> [The data]

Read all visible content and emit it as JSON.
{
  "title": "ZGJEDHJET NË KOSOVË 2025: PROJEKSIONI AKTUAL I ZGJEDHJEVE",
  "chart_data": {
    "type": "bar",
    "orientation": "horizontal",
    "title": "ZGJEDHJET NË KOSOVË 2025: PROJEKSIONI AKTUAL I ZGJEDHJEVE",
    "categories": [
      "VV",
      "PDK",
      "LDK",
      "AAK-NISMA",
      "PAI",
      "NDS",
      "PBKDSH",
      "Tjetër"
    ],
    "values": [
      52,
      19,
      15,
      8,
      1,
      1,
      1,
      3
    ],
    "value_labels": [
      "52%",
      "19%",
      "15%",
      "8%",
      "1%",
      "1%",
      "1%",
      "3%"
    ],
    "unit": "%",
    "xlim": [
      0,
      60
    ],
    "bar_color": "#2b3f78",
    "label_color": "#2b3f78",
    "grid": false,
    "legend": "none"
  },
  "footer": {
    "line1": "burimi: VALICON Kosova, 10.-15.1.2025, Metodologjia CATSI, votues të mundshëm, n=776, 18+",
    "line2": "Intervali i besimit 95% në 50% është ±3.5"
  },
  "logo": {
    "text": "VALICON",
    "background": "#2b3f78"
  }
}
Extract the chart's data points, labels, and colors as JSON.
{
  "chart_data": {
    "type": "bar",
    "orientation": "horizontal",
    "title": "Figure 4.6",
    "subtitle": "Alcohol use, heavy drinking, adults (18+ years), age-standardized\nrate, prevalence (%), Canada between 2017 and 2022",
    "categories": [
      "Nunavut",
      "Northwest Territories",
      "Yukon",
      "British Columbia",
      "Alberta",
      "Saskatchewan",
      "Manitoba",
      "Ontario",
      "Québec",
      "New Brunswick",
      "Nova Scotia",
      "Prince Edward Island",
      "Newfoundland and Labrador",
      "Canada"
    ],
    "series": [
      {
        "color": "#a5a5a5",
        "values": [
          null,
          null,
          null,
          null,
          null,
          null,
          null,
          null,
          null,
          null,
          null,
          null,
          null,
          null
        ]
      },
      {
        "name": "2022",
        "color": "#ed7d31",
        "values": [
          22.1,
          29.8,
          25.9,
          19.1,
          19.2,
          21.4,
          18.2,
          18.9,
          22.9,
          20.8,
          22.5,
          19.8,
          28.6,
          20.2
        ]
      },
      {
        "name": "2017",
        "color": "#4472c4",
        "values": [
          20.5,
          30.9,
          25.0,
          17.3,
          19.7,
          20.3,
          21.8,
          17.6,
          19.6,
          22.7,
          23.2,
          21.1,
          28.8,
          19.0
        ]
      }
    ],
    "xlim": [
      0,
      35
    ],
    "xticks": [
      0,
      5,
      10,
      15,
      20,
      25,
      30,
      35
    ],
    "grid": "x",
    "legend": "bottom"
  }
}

> [Directions]
Pull out all lines containing the word "VALICON" from the entries above.

> [Answer to the task]
    "line1": "burimi: VALICON Kosova, 10.-15.1.2025, Metodologjia CATSI, votues të mundshëm, n=776, 18+",
    "text": "VALICON",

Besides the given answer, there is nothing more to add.